[Rows from a dataset]
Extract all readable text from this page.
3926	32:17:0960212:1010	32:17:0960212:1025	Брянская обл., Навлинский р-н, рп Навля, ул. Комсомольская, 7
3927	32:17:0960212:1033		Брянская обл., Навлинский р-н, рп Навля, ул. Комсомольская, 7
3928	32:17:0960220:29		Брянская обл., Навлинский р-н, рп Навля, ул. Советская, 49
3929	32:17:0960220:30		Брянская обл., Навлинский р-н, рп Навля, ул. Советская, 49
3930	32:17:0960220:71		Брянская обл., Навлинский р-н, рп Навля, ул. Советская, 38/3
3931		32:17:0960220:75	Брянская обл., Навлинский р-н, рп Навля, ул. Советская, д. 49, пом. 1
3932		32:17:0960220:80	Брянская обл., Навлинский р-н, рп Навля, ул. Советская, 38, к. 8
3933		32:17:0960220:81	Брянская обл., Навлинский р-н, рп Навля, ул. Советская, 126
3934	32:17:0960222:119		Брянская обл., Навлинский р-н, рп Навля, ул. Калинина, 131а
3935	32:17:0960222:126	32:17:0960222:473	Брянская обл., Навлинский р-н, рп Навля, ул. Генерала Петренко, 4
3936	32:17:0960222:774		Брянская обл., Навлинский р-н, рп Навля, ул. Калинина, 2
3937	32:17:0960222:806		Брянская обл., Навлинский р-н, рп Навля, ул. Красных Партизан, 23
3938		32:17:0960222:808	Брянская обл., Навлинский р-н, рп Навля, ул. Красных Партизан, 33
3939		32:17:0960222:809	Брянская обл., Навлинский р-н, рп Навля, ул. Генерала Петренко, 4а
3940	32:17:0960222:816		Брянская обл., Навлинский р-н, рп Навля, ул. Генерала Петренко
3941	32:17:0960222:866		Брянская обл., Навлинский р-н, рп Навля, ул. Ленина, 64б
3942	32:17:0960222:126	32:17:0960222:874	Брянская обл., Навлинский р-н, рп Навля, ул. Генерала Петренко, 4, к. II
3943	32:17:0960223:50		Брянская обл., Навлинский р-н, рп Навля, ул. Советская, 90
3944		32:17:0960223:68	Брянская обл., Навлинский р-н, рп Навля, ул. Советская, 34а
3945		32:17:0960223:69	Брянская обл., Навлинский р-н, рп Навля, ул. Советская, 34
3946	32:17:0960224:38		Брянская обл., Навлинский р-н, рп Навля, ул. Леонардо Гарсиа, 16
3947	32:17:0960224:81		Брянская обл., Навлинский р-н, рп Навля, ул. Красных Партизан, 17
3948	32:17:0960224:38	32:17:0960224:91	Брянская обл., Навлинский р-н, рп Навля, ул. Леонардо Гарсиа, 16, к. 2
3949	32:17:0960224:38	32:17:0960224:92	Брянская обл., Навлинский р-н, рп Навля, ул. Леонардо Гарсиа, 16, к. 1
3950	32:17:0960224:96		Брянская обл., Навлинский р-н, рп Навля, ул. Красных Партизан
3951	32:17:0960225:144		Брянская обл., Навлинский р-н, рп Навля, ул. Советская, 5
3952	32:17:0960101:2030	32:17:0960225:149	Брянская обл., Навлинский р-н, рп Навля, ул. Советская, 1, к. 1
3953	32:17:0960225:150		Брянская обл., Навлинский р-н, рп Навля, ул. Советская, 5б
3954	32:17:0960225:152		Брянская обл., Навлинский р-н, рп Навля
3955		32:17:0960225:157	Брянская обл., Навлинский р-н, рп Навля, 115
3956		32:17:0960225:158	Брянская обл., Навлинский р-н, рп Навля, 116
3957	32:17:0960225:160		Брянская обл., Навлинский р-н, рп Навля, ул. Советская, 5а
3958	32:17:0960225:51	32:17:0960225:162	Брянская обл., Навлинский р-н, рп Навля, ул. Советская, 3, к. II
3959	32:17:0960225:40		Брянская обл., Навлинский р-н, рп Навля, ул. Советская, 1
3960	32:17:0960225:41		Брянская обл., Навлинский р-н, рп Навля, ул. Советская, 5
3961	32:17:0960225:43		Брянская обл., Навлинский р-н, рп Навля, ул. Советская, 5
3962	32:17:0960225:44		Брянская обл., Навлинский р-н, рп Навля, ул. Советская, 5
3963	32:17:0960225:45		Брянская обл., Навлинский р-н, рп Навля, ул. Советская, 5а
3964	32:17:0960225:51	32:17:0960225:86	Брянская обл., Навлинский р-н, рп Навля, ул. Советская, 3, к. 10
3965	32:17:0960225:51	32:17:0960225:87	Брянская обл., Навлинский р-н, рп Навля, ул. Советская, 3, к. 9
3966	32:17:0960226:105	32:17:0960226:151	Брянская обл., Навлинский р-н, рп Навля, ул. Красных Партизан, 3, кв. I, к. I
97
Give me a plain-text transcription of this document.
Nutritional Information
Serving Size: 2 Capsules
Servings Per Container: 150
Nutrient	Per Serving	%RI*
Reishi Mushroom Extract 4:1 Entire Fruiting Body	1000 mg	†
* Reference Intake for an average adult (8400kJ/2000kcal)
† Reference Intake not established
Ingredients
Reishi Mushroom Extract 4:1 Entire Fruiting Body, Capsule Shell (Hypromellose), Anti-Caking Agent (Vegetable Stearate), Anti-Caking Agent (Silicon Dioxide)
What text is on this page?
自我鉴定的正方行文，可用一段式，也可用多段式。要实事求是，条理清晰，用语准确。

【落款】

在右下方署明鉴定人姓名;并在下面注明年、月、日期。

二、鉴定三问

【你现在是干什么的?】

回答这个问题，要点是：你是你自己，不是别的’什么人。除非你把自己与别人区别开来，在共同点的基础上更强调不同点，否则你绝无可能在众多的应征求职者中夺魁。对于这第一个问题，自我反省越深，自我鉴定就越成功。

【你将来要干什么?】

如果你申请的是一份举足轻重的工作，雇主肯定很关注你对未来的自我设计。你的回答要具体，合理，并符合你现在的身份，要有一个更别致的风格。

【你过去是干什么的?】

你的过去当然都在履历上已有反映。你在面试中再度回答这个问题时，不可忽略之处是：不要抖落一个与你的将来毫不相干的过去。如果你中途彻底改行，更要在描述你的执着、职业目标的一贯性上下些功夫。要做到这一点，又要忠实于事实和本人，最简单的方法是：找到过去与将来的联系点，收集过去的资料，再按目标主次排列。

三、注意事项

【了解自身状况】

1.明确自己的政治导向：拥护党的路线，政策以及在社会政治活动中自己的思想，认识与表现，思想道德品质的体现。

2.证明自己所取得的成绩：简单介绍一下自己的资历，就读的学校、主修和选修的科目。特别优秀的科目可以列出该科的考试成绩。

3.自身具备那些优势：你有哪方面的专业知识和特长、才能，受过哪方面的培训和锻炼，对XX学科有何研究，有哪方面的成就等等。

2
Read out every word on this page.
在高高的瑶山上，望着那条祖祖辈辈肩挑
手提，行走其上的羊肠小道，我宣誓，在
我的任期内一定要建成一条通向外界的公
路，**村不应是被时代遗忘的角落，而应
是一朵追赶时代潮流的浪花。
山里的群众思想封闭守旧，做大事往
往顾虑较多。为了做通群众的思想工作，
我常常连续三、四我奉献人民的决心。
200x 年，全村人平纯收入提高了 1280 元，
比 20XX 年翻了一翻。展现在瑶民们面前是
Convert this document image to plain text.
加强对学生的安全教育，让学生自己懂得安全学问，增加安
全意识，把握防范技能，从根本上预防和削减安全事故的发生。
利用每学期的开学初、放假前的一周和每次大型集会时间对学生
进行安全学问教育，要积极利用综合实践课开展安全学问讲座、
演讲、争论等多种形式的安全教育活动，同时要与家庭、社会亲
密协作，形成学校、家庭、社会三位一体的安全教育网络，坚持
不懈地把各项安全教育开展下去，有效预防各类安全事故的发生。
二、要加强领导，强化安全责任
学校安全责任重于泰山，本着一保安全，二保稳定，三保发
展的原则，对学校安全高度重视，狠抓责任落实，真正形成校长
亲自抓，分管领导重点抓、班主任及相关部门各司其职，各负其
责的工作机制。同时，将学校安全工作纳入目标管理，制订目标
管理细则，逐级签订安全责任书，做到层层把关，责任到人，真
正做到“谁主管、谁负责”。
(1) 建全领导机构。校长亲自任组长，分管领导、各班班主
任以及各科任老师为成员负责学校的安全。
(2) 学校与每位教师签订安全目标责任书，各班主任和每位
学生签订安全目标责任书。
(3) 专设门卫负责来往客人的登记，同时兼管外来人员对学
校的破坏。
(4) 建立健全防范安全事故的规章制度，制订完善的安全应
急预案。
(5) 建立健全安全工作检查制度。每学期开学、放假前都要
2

## Description of the task
Every line in the data that holds "text" should be copied out.

## Reply
Extract all readable text from this page.
Give me a plain-text transcription of this document.
What text is on this page?
Convert this document image to plain text.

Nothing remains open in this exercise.